Required task: Which lines hold the word "edito"? Copy each one.

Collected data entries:
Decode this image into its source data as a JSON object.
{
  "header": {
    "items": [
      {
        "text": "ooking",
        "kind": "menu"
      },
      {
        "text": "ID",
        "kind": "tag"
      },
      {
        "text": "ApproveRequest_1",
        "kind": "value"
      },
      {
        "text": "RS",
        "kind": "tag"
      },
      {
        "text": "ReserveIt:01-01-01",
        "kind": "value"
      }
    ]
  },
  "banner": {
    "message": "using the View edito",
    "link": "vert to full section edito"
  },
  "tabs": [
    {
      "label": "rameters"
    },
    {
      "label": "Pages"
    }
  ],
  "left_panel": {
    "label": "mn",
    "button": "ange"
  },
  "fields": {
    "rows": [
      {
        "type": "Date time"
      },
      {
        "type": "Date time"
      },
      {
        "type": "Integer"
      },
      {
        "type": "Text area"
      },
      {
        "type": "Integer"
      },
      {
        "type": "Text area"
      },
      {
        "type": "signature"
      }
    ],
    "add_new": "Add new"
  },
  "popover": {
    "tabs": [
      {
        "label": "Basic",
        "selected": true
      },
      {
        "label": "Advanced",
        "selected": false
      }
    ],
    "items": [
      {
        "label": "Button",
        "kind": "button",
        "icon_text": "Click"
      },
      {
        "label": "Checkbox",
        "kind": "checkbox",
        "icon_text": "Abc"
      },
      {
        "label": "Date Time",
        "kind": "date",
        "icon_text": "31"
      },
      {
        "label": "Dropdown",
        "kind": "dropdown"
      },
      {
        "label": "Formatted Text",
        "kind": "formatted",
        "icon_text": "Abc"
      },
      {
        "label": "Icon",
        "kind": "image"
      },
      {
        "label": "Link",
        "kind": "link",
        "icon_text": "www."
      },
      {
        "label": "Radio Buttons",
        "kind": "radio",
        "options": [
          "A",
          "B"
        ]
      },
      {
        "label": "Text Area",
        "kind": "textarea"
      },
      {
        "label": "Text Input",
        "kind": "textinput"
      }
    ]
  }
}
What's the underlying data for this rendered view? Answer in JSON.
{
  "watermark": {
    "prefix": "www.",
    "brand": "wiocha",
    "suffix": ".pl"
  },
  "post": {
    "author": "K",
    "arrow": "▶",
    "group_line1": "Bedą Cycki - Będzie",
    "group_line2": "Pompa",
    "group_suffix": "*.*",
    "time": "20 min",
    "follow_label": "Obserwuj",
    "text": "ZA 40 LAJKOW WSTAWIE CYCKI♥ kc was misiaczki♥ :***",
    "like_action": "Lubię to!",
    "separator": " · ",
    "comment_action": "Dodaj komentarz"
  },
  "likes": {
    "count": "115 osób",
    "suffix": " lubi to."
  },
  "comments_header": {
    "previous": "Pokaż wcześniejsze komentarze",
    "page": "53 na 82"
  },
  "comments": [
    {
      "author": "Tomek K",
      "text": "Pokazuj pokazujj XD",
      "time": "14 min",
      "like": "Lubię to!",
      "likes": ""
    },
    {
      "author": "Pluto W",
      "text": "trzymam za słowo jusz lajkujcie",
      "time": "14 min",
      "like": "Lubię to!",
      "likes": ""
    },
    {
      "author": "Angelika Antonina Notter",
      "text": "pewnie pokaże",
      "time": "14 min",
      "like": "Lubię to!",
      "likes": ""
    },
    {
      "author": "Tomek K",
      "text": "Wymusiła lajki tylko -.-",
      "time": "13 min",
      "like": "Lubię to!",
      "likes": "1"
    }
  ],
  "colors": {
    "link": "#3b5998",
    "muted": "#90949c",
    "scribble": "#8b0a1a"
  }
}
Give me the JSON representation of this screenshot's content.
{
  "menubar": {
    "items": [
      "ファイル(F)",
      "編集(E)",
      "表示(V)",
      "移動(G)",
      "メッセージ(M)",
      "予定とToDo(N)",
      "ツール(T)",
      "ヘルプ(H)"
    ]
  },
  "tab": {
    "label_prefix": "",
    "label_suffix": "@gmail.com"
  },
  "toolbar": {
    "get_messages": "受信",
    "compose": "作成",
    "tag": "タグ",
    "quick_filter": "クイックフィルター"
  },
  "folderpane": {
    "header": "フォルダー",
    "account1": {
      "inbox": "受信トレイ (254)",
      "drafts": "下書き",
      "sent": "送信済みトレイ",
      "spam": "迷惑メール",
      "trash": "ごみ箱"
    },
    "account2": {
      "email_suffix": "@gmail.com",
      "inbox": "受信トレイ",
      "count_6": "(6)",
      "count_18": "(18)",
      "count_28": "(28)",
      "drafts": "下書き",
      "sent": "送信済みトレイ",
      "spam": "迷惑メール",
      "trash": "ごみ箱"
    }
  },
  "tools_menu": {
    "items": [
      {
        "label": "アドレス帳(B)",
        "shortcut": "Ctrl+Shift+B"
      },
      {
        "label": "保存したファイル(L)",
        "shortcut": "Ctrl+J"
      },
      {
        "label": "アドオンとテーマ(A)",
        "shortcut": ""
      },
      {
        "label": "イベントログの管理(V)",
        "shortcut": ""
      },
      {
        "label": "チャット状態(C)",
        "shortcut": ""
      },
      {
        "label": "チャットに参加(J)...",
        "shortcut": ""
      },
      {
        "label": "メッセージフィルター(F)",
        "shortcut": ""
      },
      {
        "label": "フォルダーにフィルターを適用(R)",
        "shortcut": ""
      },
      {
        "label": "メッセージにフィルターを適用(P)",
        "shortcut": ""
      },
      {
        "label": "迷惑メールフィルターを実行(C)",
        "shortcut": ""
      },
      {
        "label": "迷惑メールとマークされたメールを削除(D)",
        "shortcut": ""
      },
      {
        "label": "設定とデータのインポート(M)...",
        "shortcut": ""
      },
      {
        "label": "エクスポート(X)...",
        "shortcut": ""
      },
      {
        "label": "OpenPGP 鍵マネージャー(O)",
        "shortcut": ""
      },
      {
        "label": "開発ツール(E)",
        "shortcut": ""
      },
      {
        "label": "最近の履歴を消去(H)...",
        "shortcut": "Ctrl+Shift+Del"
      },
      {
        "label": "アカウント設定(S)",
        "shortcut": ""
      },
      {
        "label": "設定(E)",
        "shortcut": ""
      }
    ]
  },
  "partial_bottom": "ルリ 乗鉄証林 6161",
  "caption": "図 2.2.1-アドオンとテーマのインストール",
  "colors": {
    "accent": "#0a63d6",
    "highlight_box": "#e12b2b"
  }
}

Full output:
    "message": "using the View edito",
    "link": "vert to full section edito"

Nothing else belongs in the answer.